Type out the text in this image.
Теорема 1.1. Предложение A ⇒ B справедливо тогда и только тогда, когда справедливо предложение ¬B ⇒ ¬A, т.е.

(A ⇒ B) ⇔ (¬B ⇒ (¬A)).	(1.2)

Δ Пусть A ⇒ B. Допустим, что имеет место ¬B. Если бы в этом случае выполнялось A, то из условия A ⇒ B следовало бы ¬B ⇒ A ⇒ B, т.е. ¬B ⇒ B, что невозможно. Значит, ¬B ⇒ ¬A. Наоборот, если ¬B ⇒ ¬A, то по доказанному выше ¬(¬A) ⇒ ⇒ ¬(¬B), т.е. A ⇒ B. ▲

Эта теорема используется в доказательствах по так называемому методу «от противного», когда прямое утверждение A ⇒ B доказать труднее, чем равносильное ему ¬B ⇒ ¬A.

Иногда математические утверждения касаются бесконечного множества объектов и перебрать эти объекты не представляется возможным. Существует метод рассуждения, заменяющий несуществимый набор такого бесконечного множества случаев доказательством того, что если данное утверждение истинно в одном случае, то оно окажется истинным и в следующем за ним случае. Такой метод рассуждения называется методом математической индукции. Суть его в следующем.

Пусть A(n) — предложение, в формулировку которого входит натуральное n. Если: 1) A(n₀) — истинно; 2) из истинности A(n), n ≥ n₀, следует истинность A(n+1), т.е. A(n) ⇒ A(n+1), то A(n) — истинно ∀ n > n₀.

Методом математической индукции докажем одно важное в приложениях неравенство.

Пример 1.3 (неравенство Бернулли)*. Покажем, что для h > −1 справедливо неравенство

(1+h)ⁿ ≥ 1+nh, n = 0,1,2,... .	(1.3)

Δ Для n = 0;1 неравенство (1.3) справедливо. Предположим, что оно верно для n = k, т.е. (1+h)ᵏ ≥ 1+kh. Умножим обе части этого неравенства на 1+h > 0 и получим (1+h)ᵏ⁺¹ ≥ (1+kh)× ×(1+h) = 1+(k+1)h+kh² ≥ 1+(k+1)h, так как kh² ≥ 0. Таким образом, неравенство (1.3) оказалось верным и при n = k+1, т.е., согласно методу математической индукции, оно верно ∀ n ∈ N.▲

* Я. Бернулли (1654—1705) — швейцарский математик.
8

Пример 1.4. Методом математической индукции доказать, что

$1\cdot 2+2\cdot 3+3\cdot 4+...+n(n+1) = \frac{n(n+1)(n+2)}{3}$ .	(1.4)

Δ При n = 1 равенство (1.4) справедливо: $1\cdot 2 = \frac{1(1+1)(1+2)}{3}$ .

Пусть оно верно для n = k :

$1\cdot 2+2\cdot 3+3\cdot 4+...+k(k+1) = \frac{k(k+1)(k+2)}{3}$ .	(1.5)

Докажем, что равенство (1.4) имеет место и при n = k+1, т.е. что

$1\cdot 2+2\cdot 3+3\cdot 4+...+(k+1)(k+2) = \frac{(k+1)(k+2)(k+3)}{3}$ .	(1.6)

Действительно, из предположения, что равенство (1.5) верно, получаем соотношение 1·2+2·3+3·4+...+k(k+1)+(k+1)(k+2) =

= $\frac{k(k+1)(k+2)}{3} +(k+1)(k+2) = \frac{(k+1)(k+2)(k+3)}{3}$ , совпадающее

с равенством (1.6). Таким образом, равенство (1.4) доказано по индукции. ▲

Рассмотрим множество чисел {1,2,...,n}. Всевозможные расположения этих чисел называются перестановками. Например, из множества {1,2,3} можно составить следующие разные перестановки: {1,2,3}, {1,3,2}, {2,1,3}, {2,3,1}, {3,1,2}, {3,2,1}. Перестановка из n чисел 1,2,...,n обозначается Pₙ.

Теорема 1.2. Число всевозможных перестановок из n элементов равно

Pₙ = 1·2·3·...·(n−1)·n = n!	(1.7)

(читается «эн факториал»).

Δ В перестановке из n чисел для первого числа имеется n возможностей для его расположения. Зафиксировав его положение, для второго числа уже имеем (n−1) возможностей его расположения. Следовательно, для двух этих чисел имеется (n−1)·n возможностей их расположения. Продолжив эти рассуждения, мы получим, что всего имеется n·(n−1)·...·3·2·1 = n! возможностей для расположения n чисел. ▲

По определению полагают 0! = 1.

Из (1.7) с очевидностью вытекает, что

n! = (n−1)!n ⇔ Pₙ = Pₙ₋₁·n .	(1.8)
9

::::

*What you should do:* Faithfully transcribe the whole of the data.

*Final result:*
Type out the text in this image.
Теорема 1.1. Предложение A ⇒ B справедливо тогда и только тогда, когда справедливо предложение ¬B ⇒ ¬A, т.е.

(A ⇒ B) ⇔ (¬B ⇒ (¬A)).	(1.2)

Δ Пусть A ⇒ B. Допустим, что имеет место ¬B. Если бы в этом случае выполнялось A, то из условия A ⇒ B следовало бы ¬B ⇒ A ⇒ B, т.е. ¬B ⇒ B, что невозможно. Значит, ¬B ⇒ ¬A. Наоборот, если ¬B ⇒ ¬A, то по доказанному выше ¬(¬A) ⇒ ⇒ ¬(¬B), т.е. A ⇒ B. ▲

Эта теорема используется в доказательствах по так называемому методу «от противного», когда прямое утверждение A ⇒ B доказать труднее, чем равносильное ему ¬B ⇒ ¬A.

Иногда математические утверждения касаются бесконечного множества объектов и перебрать эти объекты не представляется возможным. Существует метод рассуждения, заменяющий несуществимый набор такого бесконечного множества случаев доказательством того, что если данное утверждение истинно в одном случае, то оно окажется истинным и в следующем за ним случае. Такой метод рассуждения называется методом математической индукции. Суть его в следующем.

Пусть A(n) — предложение, в формулировку которого входит натуральное n. Если: 1) A(n₀) — истинно; 2) из истинности A(n), n ≥ n₀, следует истинность A(n+1), т.е. A(n) ⇒ A(n+1), то A(n) — истинно ∀ n > n₀.

Методом математической индукции докажем одно важное в приложениях неравенство.

Пример 1.3 (неравенство Бернулли)*. Покажем, что для h > −1 справедливо неравенство

(1+h)ⁿ ≥ 1+nh, n = 0,1,2,... .	(1.3)

Δ Для n = 0;1 неравенство (1.3) справедливо. Предположим, что оно верно для n = k, т.е. (1+h)ᵏ ≥ 1+kh. Умножим обе части этого неравенства на 1+h > 0 и получим (1+h)ᵏ⁺¹ ≥ (1+kh)× ×(1+h) = 1+(k+1)h+kh² ≥ 1+(k+1)h, так как kh² ≥ 0. Таким образом, неравенство (1.3) оказалось верным и при n = k+1, т.е., согласно методу математической индукции, оно верно ∀ n ∈ N.▲

* Я. Бернулли (1654—1705) — швейцарский математик.
8

Пример 1.4. Методом математической индукции доказать, что

$1\cdot 2+2\cdot 3+3\cdot 4+...+n(n+1) = \frac{n(n+1)(n+2)}{3}$ .	(1.4)

Δ При n = 1 равенство (1.4) справедливо: $1\cdot 2 = \frac{1(1+1)(1+2)}{3}$ .

Пусть оно верно для n = k :

$1\cdot 2+2\cdot 3+3\cdot 4+...+k(k+1) = \frac{k(k+1)(k+2)}{3}$ .	(1.5)

Докажем, что равенство (1.4) имеет место и при n = k+1, т.е. что

$1\cdot 2+2\cdot 3+3\cdot 4+...+(k+1)(k+2) = \frac{(k+1)(k+2)(k+3)}{3}$ .	(1.6)

Действительно, из предположения, что равенство (1.5) верно, получаем соотношение 1·2+2·3+3·4+...+k(k+1)+(k+1)(k+2) =

= $\frac{k(k+1)(k+2)}{3} +(k+1)(k+2) = \frac{(k+1)(k+2)(k+3)}{3}$ , совпадающее

с равенством (1.6). Таким образом, равенство (1.4) доказано по индукции. ▲

Рассмотрим множество чисел {1,2,...,n}. Всевозможные расположения этих чисел называются перестановками. Например, из множества {1,2,3} можно составить следующие разные перестановки: {1,2,3}, {1,3,2}, {2,1,3}, {2,3,1}, {3,1,2}, {3,2,1}. Перестановка из n чисел 1,2,...,n обозначается Pₙ.

Теорема 1.2. Число всевозможных перестановок из n элементов равно

Pₙ = 1·2·3·...·(n−1)·n = n!	(1.7)

(читается «эн факториал»).

Δ В перестановке из n чисел для первого числа имеется n возможностей для его расположения. Зафиксировав его положение, для второго числа уже имеем (n−1) возможностей его расположения. Следовательно, для двух этих чисел имеется (n−1)·n возможностей их расположения. Продолжив эти рассуждения, мы получим, что всего имеется n·(n−1)·...·3·2·1 = n! возможностей для расположения n чисел. ▲

По определению полагают 0! = 1.

Из (1.7) с очевидностью вытекает, что

n! = (n−1)!n ⇔ Pₙ = Pₙ₋₁·n .	(1.8)
9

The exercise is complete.